[What is needed]:
Skip the pictures and extract all of the lines exactly as written.

[Given information]:
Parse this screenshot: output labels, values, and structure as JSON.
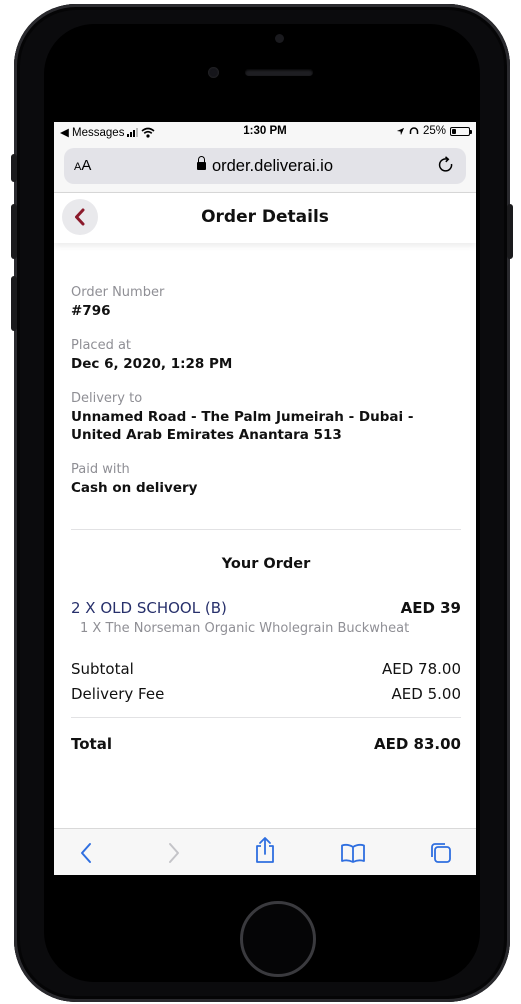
{
  "status_bar": {
    "back_app": "◀ Messages",
    "time": "1:30 PM",
    "battery": "25%",
    "battery_level": 0.25
  },
  "browser": {
    "aa": "AA",
    "url": "order.deliverai.io"
  },
  "header": {
    "title": "Order Details"
  },
  "order": {
    "number_label": "Order Number",
    "number": "#796",
    "placed_label": "Placed at",
    "placed": "Dec 6, 2020, 1:28 PM",
    "delivery_label": "Delivery to",
    "delivery": "Unnamed Road - The Palm Jumeirah - Dubai - United Arab Emirates Anantara 513",
    "paid_label": "Paid with",
    "paid": "Cash on delivery"
  },
  "your_order": {
    "title": "Your Order",
    "items": [
      {
        "name": "2 X OLD SCHOOL (B)",
        "price": "AED 39",
        "option": "1 X The Norseman Organic Wholegrain Buckwheat"
      }
    ],
    "subtotal_label": "Subtotal",
    "subtotal": "AED 78.00",
    "delivery_fee_label": "Delivery Fee",
    "delivery_fee": "AED 5.00",
    "total_label": "Total",
    "total": "AED 83.00"
  },
  "colors": {
    "accent": "#8b1a2b",
    "link": "#2f6fe0",
    "item_name": "#27306b"
  }
}
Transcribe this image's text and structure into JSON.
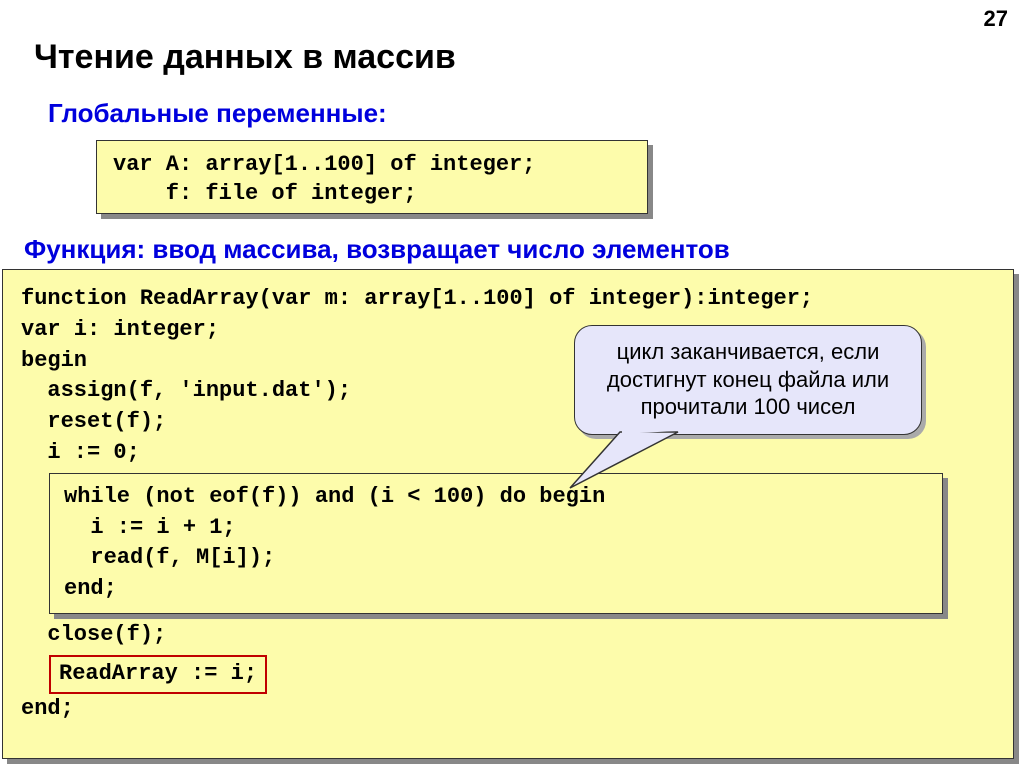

[Final answer]:
Parse this screenshot: output labels, values, and structure as JSON.
{
  "status_bar": {
    "back_app": "◀ Messages",
    "time": "1:30 PM",
    "battery": "25%",
    "battery_level": 0.25
  },
  "browser": {
    "aa": "AA",
    "url": "order.deliverai.io"
  },
  "header": {
    "title": "Order Details"
  },
  "order": {
    "number_label": "Order Number",
    "number": "#796",
    "placed_label": "Placed at",
    "placed": "Dec 6, 2020, 1:28 PM",
    "delivery_label": "Delivery to",
    "delivery": "Unnamed Road - The Palm Jumeirah - Dubai - United Arab Emirates Anantara 513",
    "paid_label": "Paid with",
    "paid": "Cash on delivery"
  },
  "your_order": {
    "title": "Your Order",
    "items": [
      {
        "name": "2 X OLD SCHOOL (B)",
        "price": "AED 39",
        "option": "1 X The Norseman Organic Wholegrain Buckwheat"
      }
    ],
    "subtotal_label": "Subtotal",
    "subtotal": "AED 78.00",
    "delivery_fee_label": "Delivery Fee",
    "delivery_fee": "AED 5.00",
    "total_label": "Total",
    "total": "AED 83.00"
  },
  "colors": {
    "accent": "#8b1a2b",
    "link": "#2f6fe0",
    "item_name": "#27306b"
  }
}
Transcribe this image's text and structure into JSON.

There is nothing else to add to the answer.